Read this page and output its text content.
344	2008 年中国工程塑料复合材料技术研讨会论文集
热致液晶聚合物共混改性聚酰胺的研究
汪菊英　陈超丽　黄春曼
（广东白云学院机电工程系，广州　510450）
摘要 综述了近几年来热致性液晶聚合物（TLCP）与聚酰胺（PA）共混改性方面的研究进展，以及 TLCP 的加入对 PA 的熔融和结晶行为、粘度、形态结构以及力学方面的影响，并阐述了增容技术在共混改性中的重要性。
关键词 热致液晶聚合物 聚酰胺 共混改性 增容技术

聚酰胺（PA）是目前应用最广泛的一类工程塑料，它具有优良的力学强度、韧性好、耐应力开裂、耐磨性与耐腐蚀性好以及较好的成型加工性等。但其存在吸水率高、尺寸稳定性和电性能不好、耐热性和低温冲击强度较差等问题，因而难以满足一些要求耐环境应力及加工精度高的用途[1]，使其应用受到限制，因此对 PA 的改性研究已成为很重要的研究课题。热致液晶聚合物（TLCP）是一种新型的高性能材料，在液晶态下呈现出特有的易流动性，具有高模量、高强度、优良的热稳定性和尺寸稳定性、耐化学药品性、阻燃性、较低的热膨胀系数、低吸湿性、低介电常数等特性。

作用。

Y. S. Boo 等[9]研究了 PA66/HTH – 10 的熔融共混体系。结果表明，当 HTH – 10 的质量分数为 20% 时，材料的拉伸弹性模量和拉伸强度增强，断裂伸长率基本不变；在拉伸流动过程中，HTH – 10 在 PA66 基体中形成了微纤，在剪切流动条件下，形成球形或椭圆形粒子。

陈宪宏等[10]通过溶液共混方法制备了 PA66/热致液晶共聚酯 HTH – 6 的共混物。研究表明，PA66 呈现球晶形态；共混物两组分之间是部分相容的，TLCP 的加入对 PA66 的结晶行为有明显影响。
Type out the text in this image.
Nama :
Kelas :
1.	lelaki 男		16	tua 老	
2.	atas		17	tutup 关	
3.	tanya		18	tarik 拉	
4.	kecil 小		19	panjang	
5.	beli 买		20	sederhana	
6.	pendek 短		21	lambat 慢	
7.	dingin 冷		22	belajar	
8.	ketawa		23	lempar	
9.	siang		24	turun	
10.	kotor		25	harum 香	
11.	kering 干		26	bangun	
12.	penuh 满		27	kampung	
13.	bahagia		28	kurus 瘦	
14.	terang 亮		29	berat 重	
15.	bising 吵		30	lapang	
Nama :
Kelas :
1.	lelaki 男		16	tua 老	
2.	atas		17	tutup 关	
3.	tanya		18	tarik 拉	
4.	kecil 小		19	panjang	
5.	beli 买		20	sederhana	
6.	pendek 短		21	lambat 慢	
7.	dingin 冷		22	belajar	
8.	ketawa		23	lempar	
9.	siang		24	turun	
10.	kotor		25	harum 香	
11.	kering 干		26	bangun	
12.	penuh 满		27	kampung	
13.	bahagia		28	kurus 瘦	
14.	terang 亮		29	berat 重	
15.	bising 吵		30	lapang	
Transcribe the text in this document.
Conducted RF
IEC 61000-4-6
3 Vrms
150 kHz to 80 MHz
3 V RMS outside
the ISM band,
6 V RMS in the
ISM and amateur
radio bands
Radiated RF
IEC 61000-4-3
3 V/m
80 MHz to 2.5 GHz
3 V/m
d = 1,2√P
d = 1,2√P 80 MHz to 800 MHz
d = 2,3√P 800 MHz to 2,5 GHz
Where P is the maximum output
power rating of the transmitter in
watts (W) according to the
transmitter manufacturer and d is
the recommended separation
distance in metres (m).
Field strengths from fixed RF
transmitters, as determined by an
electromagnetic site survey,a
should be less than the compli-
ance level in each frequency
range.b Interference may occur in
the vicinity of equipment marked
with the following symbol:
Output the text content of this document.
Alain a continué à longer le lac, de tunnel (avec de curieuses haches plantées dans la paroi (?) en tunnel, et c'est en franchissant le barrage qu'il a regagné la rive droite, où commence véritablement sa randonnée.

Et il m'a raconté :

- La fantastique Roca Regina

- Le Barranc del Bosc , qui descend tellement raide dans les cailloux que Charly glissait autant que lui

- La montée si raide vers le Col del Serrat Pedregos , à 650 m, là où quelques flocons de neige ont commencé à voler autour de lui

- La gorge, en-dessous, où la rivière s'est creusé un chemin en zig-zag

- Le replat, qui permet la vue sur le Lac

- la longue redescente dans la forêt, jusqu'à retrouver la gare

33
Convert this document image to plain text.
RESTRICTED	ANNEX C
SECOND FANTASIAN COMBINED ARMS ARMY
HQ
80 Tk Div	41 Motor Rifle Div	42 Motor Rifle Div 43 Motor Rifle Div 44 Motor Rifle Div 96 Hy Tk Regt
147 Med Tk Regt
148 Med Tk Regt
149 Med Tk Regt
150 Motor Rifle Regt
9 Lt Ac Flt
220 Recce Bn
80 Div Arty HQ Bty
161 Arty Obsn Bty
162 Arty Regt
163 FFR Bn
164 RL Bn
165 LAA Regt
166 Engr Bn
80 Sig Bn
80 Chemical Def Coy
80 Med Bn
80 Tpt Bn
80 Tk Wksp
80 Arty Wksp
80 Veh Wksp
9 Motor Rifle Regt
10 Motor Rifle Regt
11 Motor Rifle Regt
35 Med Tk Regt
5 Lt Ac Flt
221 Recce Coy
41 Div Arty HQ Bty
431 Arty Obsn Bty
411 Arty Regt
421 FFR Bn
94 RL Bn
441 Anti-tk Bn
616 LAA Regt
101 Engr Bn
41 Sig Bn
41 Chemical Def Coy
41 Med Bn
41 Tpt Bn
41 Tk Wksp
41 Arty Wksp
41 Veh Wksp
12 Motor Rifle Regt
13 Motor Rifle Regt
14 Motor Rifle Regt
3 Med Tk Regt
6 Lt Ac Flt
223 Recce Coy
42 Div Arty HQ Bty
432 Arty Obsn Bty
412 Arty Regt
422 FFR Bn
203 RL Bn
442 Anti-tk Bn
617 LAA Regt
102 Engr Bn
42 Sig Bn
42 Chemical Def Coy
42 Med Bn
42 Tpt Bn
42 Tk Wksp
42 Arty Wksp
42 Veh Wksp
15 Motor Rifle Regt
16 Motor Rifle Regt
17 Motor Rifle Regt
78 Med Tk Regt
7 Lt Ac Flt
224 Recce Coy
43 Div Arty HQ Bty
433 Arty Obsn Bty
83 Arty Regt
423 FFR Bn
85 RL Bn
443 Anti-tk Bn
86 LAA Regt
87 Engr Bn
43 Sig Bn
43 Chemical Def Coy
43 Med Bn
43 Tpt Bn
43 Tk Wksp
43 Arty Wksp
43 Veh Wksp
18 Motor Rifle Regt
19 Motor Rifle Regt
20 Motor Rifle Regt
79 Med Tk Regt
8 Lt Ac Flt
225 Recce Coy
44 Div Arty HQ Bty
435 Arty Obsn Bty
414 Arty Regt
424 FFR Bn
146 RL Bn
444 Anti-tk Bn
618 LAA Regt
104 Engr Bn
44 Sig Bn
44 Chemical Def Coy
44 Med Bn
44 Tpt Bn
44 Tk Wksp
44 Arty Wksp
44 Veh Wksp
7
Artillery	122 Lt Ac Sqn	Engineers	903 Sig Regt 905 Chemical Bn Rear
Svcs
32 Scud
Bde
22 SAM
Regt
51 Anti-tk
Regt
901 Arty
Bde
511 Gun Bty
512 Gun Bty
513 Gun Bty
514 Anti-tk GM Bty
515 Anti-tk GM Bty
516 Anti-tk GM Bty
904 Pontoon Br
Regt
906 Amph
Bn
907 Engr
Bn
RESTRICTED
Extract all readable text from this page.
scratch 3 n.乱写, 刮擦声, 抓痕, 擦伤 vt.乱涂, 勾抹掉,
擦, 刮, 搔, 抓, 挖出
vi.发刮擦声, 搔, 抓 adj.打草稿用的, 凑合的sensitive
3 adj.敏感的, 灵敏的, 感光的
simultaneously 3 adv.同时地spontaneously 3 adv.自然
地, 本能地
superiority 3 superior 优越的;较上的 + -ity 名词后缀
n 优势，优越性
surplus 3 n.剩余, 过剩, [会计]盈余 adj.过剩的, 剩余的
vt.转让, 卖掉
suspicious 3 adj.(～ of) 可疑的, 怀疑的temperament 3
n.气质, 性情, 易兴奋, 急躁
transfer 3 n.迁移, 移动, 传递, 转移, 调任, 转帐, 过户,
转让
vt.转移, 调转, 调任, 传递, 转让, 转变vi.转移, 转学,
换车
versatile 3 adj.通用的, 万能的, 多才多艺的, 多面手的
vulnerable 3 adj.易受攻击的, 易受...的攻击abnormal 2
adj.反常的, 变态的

» **Task requirements**:
Output only the lines running from the line with "Extract all readable text from this page." through the final line of the data, inclusive.

» **Exercise answer**:
Extract all readable text from this page.
scratch 3 n.乱写, 刮擦声, 抓痕, 擦伤 vt.乱涂, 勾抹掉,
擦, 刮, 搔, 抓, 挖出
vi.发刮擦声, 搔, 抓 adj.打草稿用的, 凑合的sensitive
3 adj.敏感的, 灵敏的, 感光的
simultaneously 3 adv.同时地spontaneously 3 adv.自然
地, 本能地
superiority 3 superior 优越的;较上的 + -ity 名词后缀
n 优势，优越性
surplus 3 n.剩余, 过剩, [会计]盈余 adj.过剩的, 剩余的
vt.转让, 卖掉
suspicious 3 adj.(～ of) 可疑的, 怀疑的temperament 3
n.气质, 性情, 易兴奋, 急躁
transfer 3 n.迁移, 移动, 传递, 转移, 调任, 转帐, 过户,
转让
vt.转移, 调转, 调任, 传递, 转让, 转变vi.转移, 转学,
换车
versatile 3 adj.通用的, 万能的, 多才多艺的, 多面手的
vulnerable 3 adj.易受攻击的, 易受...的攻击abnormal 2
adj.反常的, 变态的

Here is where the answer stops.